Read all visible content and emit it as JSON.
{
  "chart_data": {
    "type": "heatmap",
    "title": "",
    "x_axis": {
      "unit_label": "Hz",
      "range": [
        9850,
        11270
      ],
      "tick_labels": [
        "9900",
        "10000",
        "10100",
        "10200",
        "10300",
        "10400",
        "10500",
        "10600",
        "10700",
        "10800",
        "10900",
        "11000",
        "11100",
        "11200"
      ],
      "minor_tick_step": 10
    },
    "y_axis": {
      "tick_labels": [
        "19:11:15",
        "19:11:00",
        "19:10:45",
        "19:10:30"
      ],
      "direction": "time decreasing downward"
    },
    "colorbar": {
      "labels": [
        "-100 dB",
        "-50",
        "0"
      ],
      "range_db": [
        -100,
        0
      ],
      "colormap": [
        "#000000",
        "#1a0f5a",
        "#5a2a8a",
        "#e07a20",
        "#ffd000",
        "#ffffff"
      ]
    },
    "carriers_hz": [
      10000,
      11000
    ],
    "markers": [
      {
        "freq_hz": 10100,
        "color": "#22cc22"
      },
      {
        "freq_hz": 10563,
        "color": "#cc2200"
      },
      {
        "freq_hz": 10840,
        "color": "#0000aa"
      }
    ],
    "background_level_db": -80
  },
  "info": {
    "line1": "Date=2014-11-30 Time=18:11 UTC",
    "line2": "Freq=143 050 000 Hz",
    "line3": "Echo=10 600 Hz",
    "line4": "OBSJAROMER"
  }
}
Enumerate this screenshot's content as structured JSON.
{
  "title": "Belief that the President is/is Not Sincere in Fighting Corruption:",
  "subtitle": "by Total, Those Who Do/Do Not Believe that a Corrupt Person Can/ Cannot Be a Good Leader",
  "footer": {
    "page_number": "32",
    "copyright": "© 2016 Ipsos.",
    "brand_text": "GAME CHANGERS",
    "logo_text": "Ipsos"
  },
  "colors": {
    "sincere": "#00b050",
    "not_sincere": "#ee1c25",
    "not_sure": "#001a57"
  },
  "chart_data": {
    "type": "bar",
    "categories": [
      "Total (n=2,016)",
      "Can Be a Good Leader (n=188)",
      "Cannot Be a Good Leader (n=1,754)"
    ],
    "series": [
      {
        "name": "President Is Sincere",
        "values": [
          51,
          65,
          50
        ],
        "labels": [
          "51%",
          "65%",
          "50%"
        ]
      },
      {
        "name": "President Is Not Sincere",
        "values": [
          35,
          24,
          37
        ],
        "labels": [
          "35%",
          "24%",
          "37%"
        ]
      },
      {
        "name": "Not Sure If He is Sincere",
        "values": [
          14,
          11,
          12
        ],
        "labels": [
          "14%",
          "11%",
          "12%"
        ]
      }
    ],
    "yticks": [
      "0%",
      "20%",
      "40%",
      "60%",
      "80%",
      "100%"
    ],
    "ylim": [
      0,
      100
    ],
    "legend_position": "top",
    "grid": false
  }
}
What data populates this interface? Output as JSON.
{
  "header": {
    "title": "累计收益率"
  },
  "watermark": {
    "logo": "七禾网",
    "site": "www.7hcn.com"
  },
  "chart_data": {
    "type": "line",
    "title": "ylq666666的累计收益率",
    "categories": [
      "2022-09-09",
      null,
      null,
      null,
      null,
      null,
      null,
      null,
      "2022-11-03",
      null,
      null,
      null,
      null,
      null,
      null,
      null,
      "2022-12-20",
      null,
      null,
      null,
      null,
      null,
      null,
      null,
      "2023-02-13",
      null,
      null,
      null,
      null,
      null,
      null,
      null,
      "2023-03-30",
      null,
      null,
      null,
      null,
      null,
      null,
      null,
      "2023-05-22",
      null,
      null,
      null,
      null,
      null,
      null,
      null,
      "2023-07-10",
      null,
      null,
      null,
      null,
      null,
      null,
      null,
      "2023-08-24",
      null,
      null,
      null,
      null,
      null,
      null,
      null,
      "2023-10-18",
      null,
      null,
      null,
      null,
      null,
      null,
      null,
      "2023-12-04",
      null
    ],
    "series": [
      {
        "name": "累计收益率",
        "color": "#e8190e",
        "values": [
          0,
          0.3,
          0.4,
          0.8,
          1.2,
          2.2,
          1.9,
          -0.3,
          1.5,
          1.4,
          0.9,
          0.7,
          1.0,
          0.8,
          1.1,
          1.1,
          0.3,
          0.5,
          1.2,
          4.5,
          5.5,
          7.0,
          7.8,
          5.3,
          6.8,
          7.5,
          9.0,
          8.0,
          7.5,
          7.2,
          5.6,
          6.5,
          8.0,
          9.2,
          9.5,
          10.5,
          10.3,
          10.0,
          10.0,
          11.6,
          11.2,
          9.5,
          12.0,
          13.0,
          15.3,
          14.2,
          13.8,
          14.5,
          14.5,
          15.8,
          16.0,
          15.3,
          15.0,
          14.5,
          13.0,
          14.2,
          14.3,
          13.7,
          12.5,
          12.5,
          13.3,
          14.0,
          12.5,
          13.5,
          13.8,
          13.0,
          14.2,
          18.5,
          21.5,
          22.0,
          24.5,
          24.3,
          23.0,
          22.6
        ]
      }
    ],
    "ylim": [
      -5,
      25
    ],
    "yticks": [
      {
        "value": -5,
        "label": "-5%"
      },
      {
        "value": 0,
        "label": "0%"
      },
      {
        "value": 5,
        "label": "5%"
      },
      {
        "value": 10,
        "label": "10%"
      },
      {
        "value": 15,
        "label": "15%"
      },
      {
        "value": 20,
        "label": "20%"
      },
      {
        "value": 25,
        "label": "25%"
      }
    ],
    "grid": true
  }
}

Set exercise: Output the data above exactly, please, line for line.

Task output:
Read all visible content and emit it as JSON.
{
  "chart_data": {
    "type": "heatmap",
    "title": "",
    "x_axis": {
      "unit_label": "Hz",
      "range": [
        9850,
        11270
      ],
      "tick_labels": [
        "9900",
        "10000",
        "10100",
        "10200",
        "10300",
        "10400",
        "10500",
        "10600",
        "10700",
        "10800",
        "10900",
        "11000",
        "11100",
        "11200"
      ],
      "minor_tick_step": 10
    },
    "y_axis": {
      "tick_labels": [
        "19:11:15",
        "19:11:00",
        "19:10:45",
        "19:10:30"
      ],
      "direction": "time decreasing downward"
    },
    "colorbar": {
      "labels": [
        "-100 dB",
        "-50",
        "0"
      ],
      "range_db": [
        -100,
        0
      ],
      "colormap": [
        "#000000",
        "#1a0f5a",
        "#5a2a8a",
        "#e07a20",
        "#ffd000",
        "#ffffff"
      ]
    },
    "carriers_hz": [
      10000,
      11000
    ],
    "markers": [
      {
        "freq_hz": 10100,
        "color": "#22cc22"
      },
      {
        "freq_hz": 10563,
        "color": "#cc2200"
      },
      {
        "freq_hz": 10840,
        "color": "#0000aa"
      }
    ],
    "background_level_db": -80
  },
  "info": {
    "line1": "Date=2014-11-30 Time=18:11 UTC",
    "line2": "Freq=143 050 000 Hz",
    "line3": "Echo=10 600 Hz",
    "line4": "OBSJAROMER"
  }
}
Enumerate this screenshot's content as structured JSON.
{
  "title": "Belief that the President is/is Not Sincere in Fighting Corruption:",
  "subtitle": "by Total, Those Who Do/Do Not Believe that a Corrupt Person Can/ Cannot Be a Good Leader",
  "footer": {
    "page_number": "32",
    "copyright": "© 2016 Ipsos.",
    "brand_text": "GAME CHANGERS",
    "logo_text": "Ipsos"
  },
  "colors": {
    "sincere": "#00b050",
    "not_sincere": "#ee1c25",
    "not_sure": "#001a57"
  },
  "chart_data": {
    "type": "bar",
    "categories": [
      "Total (n=2,016)",
      "Can Be a Good Leader (n=188)",
      "Cannot Be a Good Leader (n=1,754)"
    ],
    "series": [
      {
        "name": "President Is Sincere",
        "values": [
          51,
          65,
          50
        ],
        "labels": [
          "51%",
          "65%",
          "50%"
        ]
      },
      {
        "name": "President Is Not Sincere",
        "values": [
          35,
          24,
          37
        ],
        "labels": [
          "35%",
          "24%",
          "37%"
        ]
      },
      {
        "name": "Not Sure If He is Sincere",
        "values": [
          14,
          11,
          12
        ],
        "labels": [
          "14%",
          "11%",
          "12%"
        ]
      }
    ],
    "yticks": [
      "0%",
      "20%",
      "40%",
      "60%",
      "80%",
      "100%"
    ],
    "ylim": [
      0,
      100
    ],
    "legend_position": "top",
    "grid": false
  }
}
What data populates this interface? Output as JSON.
{
  "header": {
    "title": "累计收益率"
  },
  "watermark": {
    "logo": "七禾网",
    "site": "www.7hcn.com"
  },
  "chart_data": {
    "type": "line",
    "title": "ylq666666的累计收益率",
    "categories": [
      "2022-09-09",
      null,
      null,
      null,
      null,
      null,
      null,
      null,
      "2022-11-03",
      null,
      null,
      null,
      null,
      null,
      null,
      null,
      "2022-12-20",
      null,
      null,
      null,
      null,
      null,
      null,
      null,
      "2023-02-13",
      null,
      null,
      null,
      null,
      null,
      null,
      null,
      "2023-03-30",
      null,
      null,
      null,
      null,
      null,
      null,
      null,
      "2023-05-22",
      null,
      null,
      null,
      null,
      null,
      null,
      null,
      "2023-07-10",
      null,
      null,
      null,
      null,
      null,
      null,
      null,
      "2023-08-24",
      null,
      null,
      null,
      null,
      null,
      null,
      null,
      "2023-10-18",
      null,
      null,
      null,
      null,
      null,
      null,
      null,
      "2023-12-04",
      null
    ],
    "series": [
      {
        "name": "累计收益率",
        "color": "#e8190e",
        "values": [
          0,
          0.3,
          0.4,
          0.8,
          1.2,
          2.2,
          1.9,
          -0.3,
          1.5,
          1.4,
          0.9,
          0.7,
          1.0,
          0.8,
          1.1,
          1.1,
          0.3,
          0.5,
          1.2,
          4.5,
          5.5,
          7.0,
          7.8,
          5.3,
          6.8,
          7.5,
          9.0,
          8.0,
          7.5,
          7.2,
          5.6,
          6.5,
          8.0,
          9.2,
          9.5,
          10.5,
          10.3,
          10.0,
          10.0,
          11.6,
          11.2,
          9.5,
          12.0,
          13.0,
          15.3,
          14.2,
          13.8,
          14.5,
          14.5,
          15.8,
          16.0,
          15.3,
          15.0,
          14.5,
          13.0,
          14.2,
          14.3,
          13.7,
          12.5,
          12.5,
          13.3,
          14.0,
          12.5,
          13.5,
          13.8,
          13.0,
          14.2,
          18.5,
          21.5,
          22.0,
          24.5,
          24.3,
          23.0,
          22.6
        ]
      }
    ],
    "ylim": [
      -5,
      25
    ],
    "yticks": [
      {
        "value": -5,
        "label": "-5%"
      },
      {
        "value": 0,
        "label": "0%"
      },
      {
        "value": 5,
        "label": "5%"
      },
      {
        "value": 10,
        "label": "10%"
      },
      {
        "value": 15,
        "label": "15%"
      },
      {
        "value": 20,
        "label": "20%"
      },
      {
        "value": 25,
        "label": "25%"
      }
    ],
    "grid": true
  }
}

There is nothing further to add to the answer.